Task to carry out: Pull each line holding the word "JSON" from the data.

Record set:
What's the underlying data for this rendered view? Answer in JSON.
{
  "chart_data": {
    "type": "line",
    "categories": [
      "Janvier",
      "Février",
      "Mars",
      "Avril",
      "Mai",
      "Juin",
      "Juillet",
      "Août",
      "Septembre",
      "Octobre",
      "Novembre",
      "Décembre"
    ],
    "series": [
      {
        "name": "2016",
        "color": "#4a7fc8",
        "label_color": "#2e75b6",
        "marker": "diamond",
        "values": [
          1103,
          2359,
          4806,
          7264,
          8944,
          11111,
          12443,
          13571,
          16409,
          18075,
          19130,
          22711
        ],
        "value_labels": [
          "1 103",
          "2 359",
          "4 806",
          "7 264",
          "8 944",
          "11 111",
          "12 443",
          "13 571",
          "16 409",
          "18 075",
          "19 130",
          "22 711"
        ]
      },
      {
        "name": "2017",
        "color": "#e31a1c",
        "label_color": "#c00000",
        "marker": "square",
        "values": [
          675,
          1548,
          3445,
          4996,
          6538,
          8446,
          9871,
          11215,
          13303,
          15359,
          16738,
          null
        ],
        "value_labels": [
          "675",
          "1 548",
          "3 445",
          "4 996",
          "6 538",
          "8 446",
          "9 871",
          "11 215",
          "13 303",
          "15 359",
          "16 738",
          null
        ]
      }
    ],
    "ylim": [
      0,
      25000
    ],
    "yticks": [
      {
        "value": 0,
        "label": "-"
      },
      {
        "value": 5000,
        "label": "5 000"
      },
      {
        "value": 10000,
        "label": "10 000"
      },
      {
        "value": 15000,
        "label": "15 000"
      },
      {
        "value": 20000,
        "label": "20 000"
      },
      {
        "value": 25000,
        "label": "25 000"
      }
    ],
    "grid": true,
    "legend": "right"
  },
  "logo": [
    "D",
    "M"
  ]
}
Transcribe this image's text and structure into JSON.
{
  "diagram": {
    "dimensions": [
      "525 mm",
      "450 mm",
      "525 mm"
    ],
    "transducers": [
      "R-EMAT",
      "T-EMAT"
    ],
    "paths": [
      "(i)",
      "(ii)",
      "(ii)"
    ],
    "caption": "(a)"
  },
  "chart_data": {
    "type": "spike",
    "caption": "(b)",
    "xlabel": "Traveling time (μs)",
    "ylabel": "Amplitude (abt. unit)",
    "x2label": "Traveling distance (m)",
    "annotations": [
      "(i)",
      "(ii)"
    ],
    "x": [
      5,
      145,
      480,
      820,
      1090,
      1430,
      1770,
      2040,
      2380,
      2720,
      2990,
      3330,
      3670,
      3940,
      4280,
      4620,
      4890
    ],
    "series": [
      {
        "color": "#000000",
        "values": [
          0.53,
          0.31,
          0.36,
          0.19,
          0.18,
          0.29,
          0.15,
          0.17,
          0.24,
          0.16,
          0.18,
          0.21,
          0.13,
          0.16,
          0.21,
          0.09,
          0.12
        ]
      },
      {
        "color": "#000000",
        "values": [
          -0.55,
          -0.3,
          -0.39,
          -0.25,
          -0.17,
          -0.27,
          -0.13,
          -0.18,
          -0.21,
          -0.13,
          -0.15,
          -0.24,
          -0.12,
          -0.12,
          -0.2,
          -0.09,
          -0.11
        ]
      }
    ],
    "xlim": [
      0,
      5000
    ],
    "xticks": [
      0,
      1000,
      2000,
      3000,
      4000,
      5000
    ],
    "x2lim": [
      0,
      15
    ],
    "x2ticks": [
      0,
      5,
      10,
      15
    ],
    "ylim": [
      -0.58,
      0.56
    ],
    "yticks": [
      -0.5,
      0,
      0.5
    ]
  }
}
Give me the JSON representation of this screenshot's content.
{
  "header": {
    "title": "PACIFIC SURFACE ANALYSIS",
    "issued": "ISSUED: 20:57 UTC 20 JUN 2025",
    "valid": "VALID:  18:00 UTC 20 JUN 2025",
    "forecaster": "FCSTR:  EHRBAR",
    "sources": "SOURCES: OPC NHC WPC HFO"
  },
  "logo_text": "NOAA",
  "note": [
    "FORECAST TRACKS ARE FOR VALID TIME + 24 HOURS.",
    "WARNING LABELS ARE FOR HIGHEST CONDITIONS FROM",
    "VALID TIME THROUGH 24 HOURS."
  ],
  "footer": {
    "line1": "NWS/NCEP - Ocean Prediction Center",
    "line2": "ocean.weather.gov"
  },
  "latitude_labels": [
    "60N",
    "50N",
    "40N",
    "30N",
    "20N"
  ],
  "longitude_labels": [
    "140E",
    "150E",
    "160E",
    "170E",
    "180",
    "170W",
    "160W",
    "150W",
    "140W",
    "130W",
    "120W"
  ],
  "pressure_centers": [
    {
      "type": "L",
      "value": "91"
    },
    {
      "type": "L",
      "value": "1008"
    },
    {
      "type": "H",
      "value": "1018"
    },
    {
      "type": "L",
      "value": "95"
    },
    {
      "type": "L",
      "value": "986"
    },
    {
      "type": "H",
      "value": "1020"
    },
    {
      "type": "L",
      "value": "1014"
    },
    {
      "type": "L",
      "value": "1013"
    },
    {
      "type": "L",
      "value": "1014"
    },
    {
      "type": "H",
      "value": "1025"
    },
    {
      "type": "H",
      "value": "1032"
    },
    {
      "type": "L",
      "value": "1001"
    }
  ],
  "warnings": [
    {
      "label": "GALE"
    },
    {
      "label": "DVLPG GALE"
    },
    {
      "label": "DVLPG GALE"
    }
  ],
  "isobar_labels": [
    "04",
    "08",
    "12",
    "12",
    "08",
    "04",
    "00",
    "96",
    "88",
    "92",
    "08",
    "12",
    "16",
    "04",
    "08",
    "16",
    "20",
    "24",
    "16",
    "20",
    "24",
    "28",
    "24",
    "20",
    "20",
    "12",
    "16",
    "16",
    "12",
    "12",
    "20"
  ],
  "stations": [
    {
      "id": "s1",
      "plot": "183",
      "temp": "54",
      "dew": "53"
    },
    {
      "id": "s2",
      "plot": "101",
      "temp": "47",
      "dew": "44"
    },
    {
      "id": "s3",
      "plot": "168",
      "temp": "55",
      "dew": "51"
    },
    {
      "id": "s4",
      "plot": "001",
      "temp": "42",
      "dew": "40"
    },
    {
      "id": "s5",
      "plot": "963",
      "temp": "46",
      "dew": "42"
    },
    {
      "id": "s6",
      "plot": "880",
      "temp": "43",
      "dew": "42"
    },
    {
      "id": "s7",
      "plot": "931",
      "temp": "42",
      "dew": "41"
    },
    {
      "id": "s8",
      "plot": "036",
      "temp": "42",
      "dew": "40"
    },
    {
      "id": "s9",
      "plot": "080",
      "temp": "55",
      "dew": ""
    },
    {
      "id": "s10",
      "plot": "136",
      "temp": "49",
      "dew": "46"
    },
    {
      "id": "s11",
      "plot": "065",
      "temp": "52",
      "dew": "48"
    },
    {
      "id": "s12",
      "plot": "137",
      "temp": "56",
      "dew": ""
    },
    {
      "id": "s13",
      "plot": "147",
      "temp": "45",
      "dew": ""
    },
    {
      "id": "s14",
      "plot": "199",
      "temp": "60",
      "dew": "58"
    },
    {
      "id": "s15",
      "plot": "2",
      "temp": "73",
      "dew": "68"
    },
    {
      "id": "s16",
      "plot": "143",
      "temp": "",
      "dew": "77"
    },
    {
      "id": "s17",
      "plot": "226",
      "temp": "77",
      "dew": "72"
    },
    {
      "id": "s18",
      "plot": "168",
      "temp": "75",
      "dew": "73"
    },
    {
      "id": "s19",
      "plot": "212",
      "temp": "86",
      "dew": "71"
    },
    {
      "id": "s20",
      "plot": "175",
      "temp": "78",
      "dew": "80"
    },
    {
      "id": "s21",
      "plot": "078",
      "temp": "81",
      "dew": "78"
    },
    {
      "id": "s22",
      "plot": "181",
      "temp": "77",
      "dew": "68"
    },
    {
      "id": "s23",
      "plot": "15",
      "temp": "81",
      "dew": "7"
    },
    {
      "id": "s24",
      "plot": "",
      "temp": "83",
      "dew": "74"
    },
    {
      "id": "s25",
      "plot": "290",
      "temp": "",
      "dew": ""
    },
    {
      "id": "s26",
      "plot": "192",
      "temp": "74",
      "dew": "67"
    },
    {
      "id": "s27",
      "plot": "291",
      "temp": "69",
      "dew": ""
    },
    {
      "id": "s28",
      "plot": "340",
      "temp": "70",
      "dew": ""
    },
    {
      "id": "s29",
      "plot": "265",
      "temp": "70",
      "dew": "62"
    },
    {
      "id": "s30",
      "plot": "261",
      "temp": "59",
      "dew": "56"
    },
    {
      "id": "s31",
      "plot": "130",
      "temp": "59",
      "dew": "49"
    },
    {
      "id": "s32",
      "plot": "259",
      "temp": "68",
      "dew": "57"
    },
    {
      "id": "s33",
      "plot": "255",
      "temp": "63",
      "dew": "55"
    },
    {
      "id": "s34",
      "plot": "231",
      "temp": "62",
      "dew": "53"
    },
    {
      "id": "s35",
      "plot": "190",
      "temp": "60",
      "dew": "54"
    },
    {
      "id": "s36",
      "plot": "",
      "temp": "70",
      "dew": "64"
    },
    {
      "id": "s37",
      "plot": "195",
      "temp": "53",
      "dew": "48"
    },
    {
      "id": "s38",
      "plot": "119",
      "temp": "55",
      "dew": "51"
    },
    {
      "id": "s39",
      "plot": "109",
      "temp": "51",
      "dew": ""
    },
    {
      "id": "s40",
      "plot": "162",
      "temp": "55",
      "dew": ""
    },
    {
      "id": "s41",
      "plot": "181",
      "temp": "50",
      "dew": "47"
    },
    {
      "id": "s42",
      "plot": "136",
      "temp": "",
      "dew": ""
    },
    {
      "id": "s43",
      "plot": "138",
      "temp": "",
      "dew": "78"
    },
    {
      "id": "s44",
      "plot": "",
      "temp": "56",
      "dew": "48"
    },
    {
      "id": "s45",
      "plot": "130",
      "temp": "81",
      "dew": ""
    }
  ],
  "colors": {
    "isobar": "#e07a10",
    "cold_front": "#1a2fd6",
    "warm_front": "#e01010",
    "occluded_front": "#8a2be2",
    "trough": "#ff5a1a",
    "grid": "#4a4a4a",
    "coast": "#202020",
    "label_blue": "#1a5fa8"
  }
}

The answer:
What's the underlying data for this rendered view? Answer in JSON.
Transcribe this image's text and structure into JSON.
Give me the JSON representation of this screenshot's content.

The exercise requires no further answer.